▸ **Set exercise**: Your task is to copy every line of the entries that contains "máximo".

▸ **Records to process**:
----

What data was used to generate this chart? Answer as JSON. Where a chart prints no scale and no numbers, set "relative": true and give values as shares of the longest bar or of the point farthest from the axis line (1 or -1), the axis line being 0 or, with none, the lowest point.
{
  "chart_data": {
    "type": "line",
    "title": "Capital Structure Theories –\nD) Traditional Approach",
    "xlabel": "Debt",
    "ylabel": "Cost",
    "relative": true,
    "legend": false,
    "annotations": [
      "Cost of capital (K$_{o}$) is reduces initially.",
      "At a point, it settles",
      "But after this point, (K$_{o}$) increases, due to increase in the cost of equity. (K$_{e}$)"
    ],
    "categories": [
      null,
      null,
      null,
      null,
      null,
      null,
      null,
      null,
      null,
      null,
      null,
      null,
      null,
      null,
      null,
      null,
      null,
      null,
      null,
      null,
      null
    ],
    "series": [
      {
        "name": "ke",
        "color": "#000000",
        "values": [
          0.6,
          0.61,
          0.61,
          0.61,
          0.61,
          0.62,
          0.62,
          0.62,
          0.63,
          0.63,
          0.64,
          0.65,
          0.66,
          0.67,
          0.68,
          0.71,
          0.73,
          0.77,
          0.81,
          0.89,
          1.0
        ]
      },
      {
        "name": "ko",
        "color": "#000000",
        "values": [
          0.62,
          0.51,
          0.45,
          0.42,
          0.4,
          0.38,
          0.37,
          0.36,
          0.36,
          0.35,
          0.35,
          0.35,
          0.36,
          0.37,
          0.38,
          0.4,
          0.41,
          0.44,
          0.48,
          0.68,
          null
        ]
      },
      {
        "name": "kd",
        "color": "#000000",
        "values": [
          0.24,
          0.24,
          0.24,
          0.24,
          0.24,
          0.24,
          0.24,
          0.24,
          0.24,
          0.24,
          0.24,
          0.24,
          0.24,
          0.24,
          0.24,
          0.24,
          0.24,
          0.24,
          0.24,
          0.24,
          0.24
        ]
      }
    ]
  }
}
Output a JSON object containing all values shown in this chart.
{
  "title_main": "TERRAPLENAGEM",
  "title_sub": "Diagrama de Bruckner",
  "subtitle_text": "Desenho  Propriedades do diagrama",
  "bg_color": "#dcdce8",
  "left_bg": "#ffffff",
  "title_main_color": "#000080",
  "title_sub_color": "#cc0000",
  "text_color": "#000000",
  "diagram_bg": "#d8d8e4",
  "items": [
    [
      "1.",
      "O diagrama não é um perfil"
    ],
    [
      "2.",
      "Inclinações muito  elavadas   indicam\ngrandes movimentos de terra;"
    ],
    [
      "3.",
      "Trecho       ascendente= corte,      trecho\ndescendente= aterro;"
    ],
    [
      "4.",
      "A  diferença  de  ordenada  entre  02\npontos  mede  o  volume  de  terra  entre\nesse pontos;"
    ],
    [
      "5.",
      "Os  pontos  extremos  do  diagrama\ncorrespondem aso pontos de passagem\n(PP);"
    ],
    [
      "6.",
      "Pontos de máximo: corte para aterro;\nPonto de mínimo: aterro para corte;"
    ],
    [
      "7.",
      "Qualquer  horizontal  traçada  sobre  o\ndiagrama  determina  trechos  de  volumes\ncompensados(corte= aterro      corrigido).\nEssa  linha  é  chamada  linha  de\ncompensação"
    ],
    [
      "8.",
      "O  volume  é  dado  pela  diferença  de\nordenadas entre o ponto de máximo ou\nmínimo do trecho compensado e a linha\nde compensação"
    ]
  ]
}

----

▸ **Full answer**:
      "Pontos de máximo: corte para aterro;\nPonto de mínimo: aterro para corte;"
      "O  volume  é  dado  pela  diferença  de\nordenadas entre o ponto de máximo ou\nmínimo do trecho compensado e a linha\nde compensação"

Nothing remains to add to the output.